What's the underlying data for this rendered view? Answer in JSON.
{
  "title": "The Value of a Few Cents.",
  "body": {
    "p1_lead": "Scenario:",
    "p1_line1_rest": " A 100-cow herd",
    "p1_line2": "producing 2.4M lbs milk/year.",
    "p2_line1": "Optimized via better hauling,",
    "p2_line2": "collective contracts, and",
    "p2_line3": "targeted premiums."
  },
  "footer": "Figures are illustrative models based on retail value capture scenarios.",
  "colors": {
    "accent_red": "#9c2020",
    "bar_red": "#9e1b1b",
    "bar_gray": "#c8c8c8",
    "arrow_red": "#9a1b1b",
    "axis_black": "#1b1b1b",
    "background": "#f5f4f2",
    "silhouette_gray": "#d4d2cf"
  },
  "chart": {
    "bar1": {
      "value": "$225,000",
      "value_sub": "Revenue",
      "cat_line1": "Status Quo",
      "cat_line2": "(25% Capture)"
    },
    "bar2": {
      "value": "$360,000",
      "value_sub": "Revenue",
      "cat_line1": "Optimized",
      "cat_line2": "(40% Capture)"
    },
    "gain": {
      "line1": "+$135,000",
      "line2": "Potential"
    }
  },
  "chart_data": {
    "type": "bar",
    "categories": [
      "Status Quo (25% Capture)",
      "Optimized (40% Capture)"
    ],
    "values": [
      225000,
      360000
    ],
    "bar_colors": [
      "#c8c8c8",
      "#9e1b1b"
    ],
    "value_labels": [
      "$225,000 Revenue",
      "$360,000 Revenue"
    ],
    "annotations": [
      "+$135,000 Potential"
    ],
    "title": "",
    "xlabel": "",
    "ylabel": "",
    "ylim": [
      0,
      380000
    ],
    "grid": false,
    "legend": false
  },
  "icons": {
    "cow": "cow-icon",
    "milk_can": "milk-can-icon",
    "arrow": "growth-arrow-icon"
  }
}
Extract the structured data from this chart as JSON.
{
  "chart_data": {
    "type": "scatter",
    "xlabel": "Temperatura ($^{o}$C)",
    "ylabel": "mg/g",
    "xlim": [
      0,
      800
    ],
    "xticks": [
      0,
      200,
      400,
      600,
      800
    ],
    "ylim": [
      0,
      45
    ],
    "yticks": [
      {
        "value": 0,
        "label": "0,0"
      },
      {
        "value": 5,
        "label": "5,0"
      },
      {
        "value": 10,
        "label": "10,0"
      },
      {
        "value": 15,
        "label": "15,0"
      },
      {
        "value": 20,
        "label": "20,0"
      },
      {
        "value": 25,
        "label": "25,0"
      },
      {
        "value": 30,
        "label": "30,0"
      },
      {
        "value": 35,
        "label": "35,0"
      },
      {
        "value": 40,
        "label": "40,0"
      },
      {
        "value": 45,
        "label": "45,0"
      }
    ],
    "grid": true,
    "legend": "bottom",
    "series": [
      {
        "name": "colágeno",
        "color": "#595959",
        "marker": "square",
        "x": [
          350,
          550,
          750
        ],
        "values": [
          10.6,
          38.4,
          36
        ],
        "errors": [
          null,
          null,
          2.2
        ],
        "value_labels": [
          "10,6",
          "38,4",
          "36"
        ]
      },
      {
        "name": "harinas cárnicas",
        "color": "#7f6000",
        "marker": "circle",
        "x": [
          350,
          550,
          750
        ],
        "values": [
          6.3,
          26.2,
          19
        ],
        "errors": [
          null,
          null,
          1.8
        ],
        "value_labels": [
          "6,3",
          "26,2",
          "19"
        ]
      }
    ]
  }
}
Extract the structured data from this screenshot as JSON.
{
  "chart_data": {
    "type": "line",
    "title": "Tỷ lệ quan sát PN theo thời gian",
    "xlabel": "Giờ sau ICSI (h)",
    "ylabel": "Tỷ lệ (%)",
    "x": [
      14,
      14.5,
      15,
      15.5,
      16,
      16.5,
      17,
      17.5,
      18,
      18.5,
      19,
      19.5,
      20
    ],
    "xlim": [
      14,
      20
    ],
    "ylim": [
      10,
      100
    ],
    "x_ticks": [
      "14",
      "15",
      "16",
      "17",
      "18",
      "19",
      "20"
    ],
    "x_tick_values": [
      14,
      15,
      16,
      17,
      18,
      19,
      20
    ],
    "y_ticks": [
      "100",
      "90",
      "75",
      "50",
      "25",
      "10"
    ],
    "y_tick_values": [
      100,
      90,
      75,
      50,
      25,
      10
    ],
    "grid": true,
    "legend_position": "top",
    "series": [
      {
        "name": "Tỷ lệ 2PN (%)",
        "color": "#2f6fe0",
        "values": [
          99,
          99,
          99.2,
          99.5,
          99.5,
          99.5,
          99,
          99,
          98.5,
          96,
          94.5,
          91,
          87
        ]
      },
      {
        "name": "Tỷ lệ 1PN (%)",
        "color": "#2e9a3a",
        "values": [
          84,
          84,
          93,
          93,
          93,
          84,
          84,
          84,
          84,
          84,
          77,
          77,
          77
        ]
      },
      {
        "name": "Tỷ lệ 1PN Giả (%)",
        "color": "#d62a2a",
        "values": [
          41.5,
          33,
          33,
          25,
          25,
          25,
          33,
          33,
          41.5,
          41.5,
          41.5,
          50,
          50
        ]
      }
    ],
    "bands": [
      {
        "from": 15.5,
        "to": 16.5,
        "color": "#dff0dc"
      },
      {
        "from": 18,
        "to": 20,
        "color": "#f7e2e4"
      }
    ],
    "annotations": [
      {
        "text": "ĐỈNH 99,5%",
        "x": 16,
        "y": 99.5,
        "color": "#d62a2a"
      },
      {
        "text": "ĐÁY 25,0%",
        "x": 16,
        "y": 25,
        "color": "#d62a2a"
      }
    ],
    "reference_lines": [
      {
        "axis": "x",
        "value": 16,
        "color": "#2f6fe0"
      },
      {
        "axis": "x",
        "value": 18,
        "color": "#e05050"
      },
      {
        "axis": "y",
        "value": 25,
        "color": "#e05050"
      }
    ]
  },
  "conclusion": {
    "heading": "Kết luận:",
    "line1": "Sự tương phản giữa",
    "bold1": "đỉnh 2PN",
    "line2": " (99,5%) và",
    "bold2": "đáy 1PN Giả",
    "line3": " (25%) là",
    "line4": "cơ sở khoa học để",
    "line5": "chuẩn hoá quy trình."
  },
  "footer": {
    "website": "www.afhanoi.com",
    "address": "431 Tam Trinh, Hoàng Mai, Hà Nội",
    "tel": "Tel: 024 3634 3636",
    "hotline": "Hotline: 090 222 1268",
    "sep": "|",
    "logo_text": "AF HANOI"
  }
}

·····

Exercise description >> All of the data must be returned exactly.

Finished exercise >>
What's the underlying data for this rendered view? Answer in JSON.
{
  "title": "The Value of a Few Cents.",
  "body": {
    "p1_lead": "Scenario:",
    "p1_line1_rest": " A 100-cow herd",
    "p1_line2": "producing 2.4M lbs milk/year.",
    "p2_line1": "Optimized via better hauling,",
    "p2_line2": "collective contracts, and",
    "p2_line3": "targeted premiums."
  },
  "footer": "Figures are illustrative models based on retail value capture scenarios.",
  "colors": {
    "accent_red": "#9c2020",
    "bar_red": "#9e1b1b",
    "bar_gray": "#c8c8c8",
    "arrow_red": "#9a1b1b",
    "axis_black": "#1b1b1b",
    "background": "#f5f4f2",
    "silhouette_gray": "#d4d2cf"
  },
  "chart": {
    "bar1": {
      "value": "$225,000",
      "value_sub": "Revenue",
      "cat_line1": "Status Quo",
      "cat_line2": "(25% Capture)"
    },
    "bar2": {
      "value": "$360,000",
      "value_sub": "Revenue",
      "cat_line1": "Optimized",
      "cat_line2": "(40% Capture)"
    },
    "gain": {
      "line1": "+$135,000",
      "line2": "Potential"
    }
  },
  "chart_data": {
    "type": "bar",
    "categories": [
      "Status Quo (25% Capture)",
      "Optimized (40% Capture)"
    ],
    "values": [
      225000,
      360000
    ],
    "bar_colors": [
      "#c8c8c8",
      "#9e1b1b"
    ],
    "value_labels": [
      "$225,000 Revenue",
      "$360,000 Revenue"
    ],
    "annotations": [
      "+$135,000 Potential"
    ],
    "title": "",
    "xlabel": "",
    "ylabel": "",
    "ylim": [
      0,
      380000
    ],
    "grid": false,
    "legend": false
  },
  "icons": {
    "cow": "cow-icon",
    "milk_can": "milk-can-icon",
    "arrow": "growth-arrow-icon"
  }
}
Extract the structured data from this chart as JSON.
{
  "chart_data": {
    "type": "scatter",
    "xlabel": "Temperatura ($^{o}$C)",
    "ylabel": "mg/g",
    "xlim": [
      0,
      800
    ],
    "xticks": [
      0,
      200,
      400,
      600,
      800
    ],
    "ylim": [
      0,
      45
    ],
    "yticks": [
      {
        "value": 0,
        "label": "0,0"
      },
      {
        "value": 5,
        "label": "5,0"
      },
      {
        "value": 10,
        "label": "10,0"
      },
      {
        "value": 15,
        "label": "15,0"
      },
      {
        "value": 20,
        "label": "20,0"
      },
      {
        "value": 25,
        "label": "25,0"
      },
      {
        "value": 30,
        "label": "30,0"
      },
      {
        "value": 35,
        "label": "35,0"
      },
      {
        "value": 40,
        "label": "40,0"
      },
      {
        "value": 45,
        "label": "45,0"
      }
    ],
    "grid": true,
    "legend": "bottom",
    "series": [
      {
        "name": "colágeno",
        "color": "#595959",
        "marker": "square",
        "x": [
          350,
          550,
          750
        ],
        "values": [
          10.6,
          38.4,
          36
        ],
        "errors": [
          null,
          null,
          2.2
        ],
        "value_labels": [
          "10,6",
          "38,4",
          "36"
        ]
      },
      {
        "name": "harinas cárnicas",
        "color": "#7f6000",
        "marker": "circle",
        "x": [
          350,
          550,
          750
        ],
        "values": [
          6.3,
          26.2,
          19
        ],
        "errors": [
          null,
          null,
          1.8
        ],
        "value_labels": [
          "6,3",
          "26,2",
          "19"
        ]
      }
    ]
  }
}
Extract the structured data from this screenshot as JSON.
{
  "chart_data": {
    "type": "line",
    "title": "Tỷ lệ quan sát PN theo thời gian",
    "xlabel": "Giờ sau ICSI (h)",
    "ylabel": "Tỷ lệ (%)",
    "x": [
      14,
      14.5,
      15,
      15.5,
      16,
      16.5,
      17,
      17.5,
      18,
      18.5,
      19,
      19.5,
      20
    ],
    "xlim": [
      14,
      20
    ],
    "ylim": [
      10,
      100
    ],
    "x_ticks": [
      "14",
      "15",
      "16",
      "17",
      "18",
      "19",
      "20"
    ],
    "x_tick_values": [
      14,
      15,
      16,
      17,
      18,
      19,
      20
    ],
    "y_ticks": [
      "100",
      "90",
      "75",
      "50",
      "25",
      "10"
    ],
    "y_tick_values": [
      100,
      90,
      75,
      50,
      25,
      10
    ],
    "grid": true,
    "legend_position": "top",
    "series": [
      {
        "name": "Tỷ lệ 2PN (%)",
        "color": "#2f6fe0",
        "values": [
          99,
          99,
          99.2,
          99.5,
          99.5,
          99.5,
          99,
          99,
          98.5,
          96,
          94.5,
          91,
          87
        ]
      },
      {
        "name": "Tỷ lệ 1PN (%)",
        "color": "#2e9a3a",
        "values": [
          84,
          84,
          93,
          93,
          93,
          84,
          84,
          84,
          84,
          84,
          77,
          77,
          77
        ]
      },
      {
        "name": "Tỷ lệ 1PN Giả (%)",
        "color": "#d62a2a",
        "values": [
          41.5,
          33,
          33,
          25,
          25,
          25,
          33,
          33,
          41.5,
          41.5,
          41.5,
          50,
          50
        ]
      }
    ],
    "bands": [
      {
        "from": 15.5,
        "to": 16.5,
        "color": "#dff0dc"
      },
      {
        "from": 18,
        "to": 20,
        "color": "#f7e2e4"
      }
    ],
    "annotations": [
      {
        "text": "ĐỈNH 99,5%",
        "x": 16,
        "y": 99.5,
        "color": "#d62a2a"
      },
      {
        "text": "ĐÁY 25,0%",
        "x": 16,
        "y": 25,
        "color": "#d62a2a"
      }
    ],
    "reference_lines": [
      {
        "axis": "x",
        "value": 16,
        "color": "#2f6fe0"
      },
      {
        "axis": "x",
        "value": 18,
        "color": "#e05050"
      },
      {
        "axis": "y",
        "value": 25,
        "color": "#e05050"
      }
    ]
  },
  "conclusion": {
    "heading": "Kết luận:",
    "line1": "Sự tương phản giữa",
    "bold1": "đỉnh 2PN",
    "line2": " (99,5%) và",
    "bold2": "đáy 1PN Giả",
    "line3": " (25%) là",
    "line4": "cơ sở khoa học để",
    "line5": "chuẩn hoá quy trình."
  },
  "footer": {
    "website": "www.afhanoi.com",
    "address": "431 Tam Trinh, Hoàng Mai, Hà Nội",
    "tel": "Tel: 024 3634 3636",
    "hotline": "Hotline: 090 222 1268",
    "sep": "|",
    "logo_text": "AF HANOI"
  }
}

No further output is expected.